Records supplied:

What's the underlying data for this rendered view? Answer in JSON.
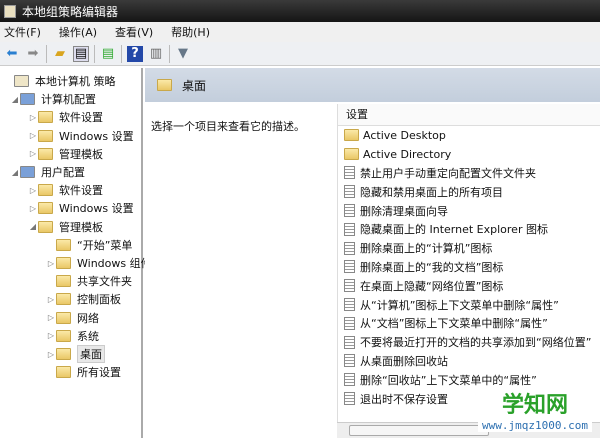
{
  "title": "本地组策略编辑器",
  "menu": [
    "文件(F)",
    "操作(A)",
    "查看(V)",
    "帮助(H)"
  ],
  "tree": [
    {
      "label": "本地计算机 策略",
      "level": 0,
      "tri": ""
    },
    {
      "label": "计算机配置",
      "level": 1,
      "tri": "◢"
    },
    {
      "label": "软件设置",
      "level": 2,
      "tri": "▷"
    },
    {
      "label": "Windows 设置",
      "level": 2,
      "tri": "▷"
    },
    {
      "label": "管理模板",
      "level": 2,
      "tri": "▷"
    },
    {
      "label": "用户配置",
      "level": 1,
      "tri": "◢"
    },
    {
      "label": "软件设置",
      "level": 2,
      "tri": "▷"
    },
    {
      "label": "Windows 设置",
      "level": 2,
      "tri": "▷"
    },
    {
      "label": "管理模板",
      "level": 2,
      "tri": "◢"
    },
    {
      "label": "“开始”菜单",
      "level": 3,
      "tri": ""
    },
    {
      "label": "Windows 组件",
      "level": 3,
      "tri": "▷"
    },
    {
      "label": "共享文件夹",
      "level": 3,
      "tri": ""
    },
    {
      "label": "控制面板",
      "level": 3,
      "tri": "▷"
    },
    {
      "label": "网络",
      "level": 3,
      "tri": "▷"
    },
    {
      "label": "系统",
      "level": 3,
      "tri": "▷"
    },
    {
      "label": "桌面",
      "level": 3,
      "tri": "▷",
      "selected": true
    },
    {
      "label": "所有设置",
      "level": 3,
      "tri": ""
    }
  ],
  "right": {
    "header": "桌面",
    "description": "选择一个项目来查看它的描述。",
    "column": "设置",
    "items": [
      {
        "label": "Active Desktop",
        "type": "folder"
      },
      {
        "label": "Active Directory",
        "type": "folder"
      },
      {
        "label": "禁止用户手动重定向配置文件文件夹",
        "type": "doc"
      },
      {
        "label": "隐藏和禁用桌面上的所有项目",
        "type": "doc"
      },
      {
        "label": "删除清理桌面向导",
        "type": "doc"
      },
      {
        "label": "隐藏桌面上的 Internet Explorer 图标",
        "type": "doc"
      },
      {
        "label": "删除桌面上的“计算机”图标",
        "type": "doc"
      },
      {
        "label": "删除桌面上的“我的文档”图标",
        "type": "doc"
      },
      {
        "label": "在桌面上隐藏“网络位置”图标",
        "type": "doc"
      },
      {
        "label": "从“计算机”图标上下文菜单中删除“属性”",
        "type": "doc"
      },
      {
        "label": "从“文档”图标上下文菜单中删除“属性”",
        "type": "doc"
      },
      {
        "label": "不要将最近打开的文档的共享添加到“网络位置”",
        "type": "doc"
      },
      {
        "label": "从桌面删除回收站",
        "type": "doc"
      },
      {
        "label": "删除“回收站”上下文菜单中的“属性”",
        "type": "doc"
      },
      {
        "label": "退出时不保存设置",
        "type": "doc"
      }
    ]
  },
  "watermark": {
    "name": "学知网",
    "url": "www.jmqz1000.com"
  }
}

Directive: Transcribe the material exactly, and leave out whatever pictures it holds.

Finished answer:
What's the underlying data for this rendered view? Answer in JSON.
{
  "title": "本地组策略编辑器",
  "menu": [
    "文件(F)",
    "操作(A)",
    "查看(V)",
    "帮助(H)"
  ],
  "tree": [
    {
      "label": "本地计算机 策略",
      "level": 0,
      "tri": ""
    },
    {
      "label": "计算机配置",
      "level": 1,
      "tri": "◢"
    },
    {
      "label": "软件设置",
      "level": 2,
      "tri": "▷"
    },
    {
      "label": "Windows 设置",
      "level": 2,
      "tri": "▷"
    },
    {
      "label": "管理模板",
      "level": 2,
      "tri": "▷"
    },
    {
      "label": "用户配置",
      "level": 1,
      "tri": "◢"
    },
    {
      "label": "软件设置",
      "level": 2,
      "tri": "▷"
    },
    {
      "label": "Windows 设置",
      "level": 2,
      "tri": "▷"
    },
    {
      "label": "管理模板",
      "level": 2,
      "tri": "◢"
    },
    {
      "label": "“开始”菜单",
      "level": 3,
      "tri": ""
    },
    {
      "label": "Windows 组件",
      "level": 3,
      "tri": "▷"
    },
    {
      "label": "共享文件夹",
      "level": 3,
      "tri": ""
    },
    {
      "label": "控制面板",
      "level": 3,
      "tri": "▷"
    },
    {
      "label": "网络",
      "level": 3,
      "tri": "▷"
    },
    {
      "label": "系统",
      "level": 3,
      "tri": "▷"
    },
    {
      "label": "桌面",
      "level": 3,
      "tri": "▷",
      "selected": true
    },
    {
      "label": "所有设置",
      "level": 3,
      "tri": ""
    }
  ],
  "right": {
    "header": "桌面",
    "description": "选择一个项目来查看它的描述。",
    "column": "设置",
    "items": [
      {
        "label": "Active Desktop",
        "type": "folder"
      },
      {
        "label": "Active Directory",
        "type": "folder"
      },
      {
        "label": "禁止用户手动重定向配置文件文件夹",
        "type": "doc"
      },
      {
        "label": "隐藏和禁用桌面上的所有项目",
        "type": "doc"
      },
      {
        "label": "删除清理桌面向导",
        "type": "doc"
      },
      {
        "label": "隐藏桌面上的 Internet Explorer 图标",
        "type": "doc"
      },
      {
        "label": "删除桌面上的“计算机”图标",
        "type": "doc"
      },
      {
        "label": "删除桌面上的“我的文档”图标",
        "type": "doc"
      },
      {
        "label": "在桌面上隐藏“网络位置”图标",
        "type": "doc"
      },
      {
        "label": "从“计算机”图标上下文菜单中删除“属性”",
        "type": "doc"
      },
      {
        "label": "从“文档”图标上下文菜单中删除“属性”",
        "type": "doc"
      },
      {
        "label": "不要将最近打开的文档的共享添加到“网络位置”",
        "type": "doc"
      },
      {
        "label": "从桌面删除回收站",
        "type": "doc"
      },
      {
        "label": "删除“回收站”上下文菜单中的“属性”",
        "type": "doc"
      },
      {
        "label": "退出时不保存设置",
        "type": "doc"
      }
    ]
  },
  "watermark": {
    "name": "学知网",
    "url": "www.jmqz1000.com"
  }
}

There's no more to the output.